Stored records
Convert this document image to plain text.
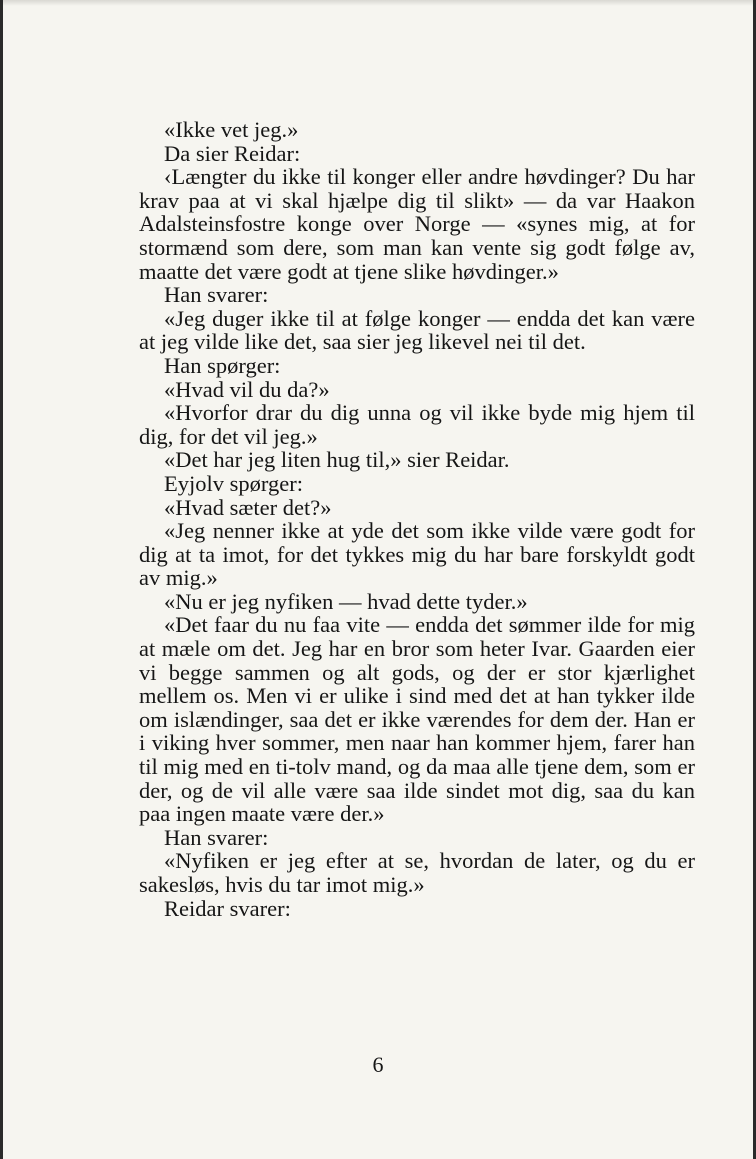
«Ikke vet jeg.»

Da sier Reidar:

‹Længter du ikke til konger eller andre høvdinger? Du har krav paa at vi skal hjælpe dig til slikt» — da var Haakon Adalsteinsfostre konge over Norge — «synes mig, at for stormænd som dere, som man kan vente sig godt følge av, maatte det være godt at tjene slike høvdinger.»

Han svarer:

«Jeg duger ikke til at følge konger — endda det kan være at jeg vilde like det, saa sier jeg likevel nei til det.

Han spørger:

«Hvad vil du da?»

«Hvorfor drar du dig unna og vil ikke byde mig hjem til dig, for det vil jeg.»

«Det har jeg liten hug til,» sier Reidar.

Eyjolv spørger:

«Hvad sæter det?»

«Jeg nenner ikke at yde det som ikke vilde være godt for dig at ta imot, for det tykkes mig du har bare forskyldt godt av mig.»

«Nu er jeg nyfiken — hvad dette tyder.»

«Det faar du nu faa vite — endda det sømmer ilde for mig at mæle om det. Jeg har en bror som heter Ivar. Gaarden eier vi begge sammen og alt gods, og der er stor kjærlighet mellem os. Men vi er ulike i sind med det at han tykker ilde om islændinger, saa det er ikke værendes for dem der. Han er i viking hver sommer, men naar han kommer hjem, farer han til mig med en ti-tolv mand, og da maa alle tjene dem, som er der, og de vil alle være saa ilde sindet mot dig, saa du kan paa ingen maate være der.»

Han svarer:

«Nyfiken er jeg efter at se, hvordan de later, og du er sakesløs, hvis du tar imot mig.»

Reidar svarer:

6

▸ **Stated exercise**: Scan the listing above and identify each line holding the string "følge"; copy every such line.

▸ **Exercise answer**:
‹Længter du ikke til konger eller andre høvdinger? Du har krav paa at vi skal hjælpe dig til slikt» — da var Haakon Adalsteinsfostre konge over Norge — «synes mig, at for stormænd som dere, som man kan vente sig godt følge av, maatte det være godt at tjene slike høvdinger.»
«Jeg duger ikke til at følge konger — endda det kan være at jeg vilde like det, saa sier jeg likevel nei til det.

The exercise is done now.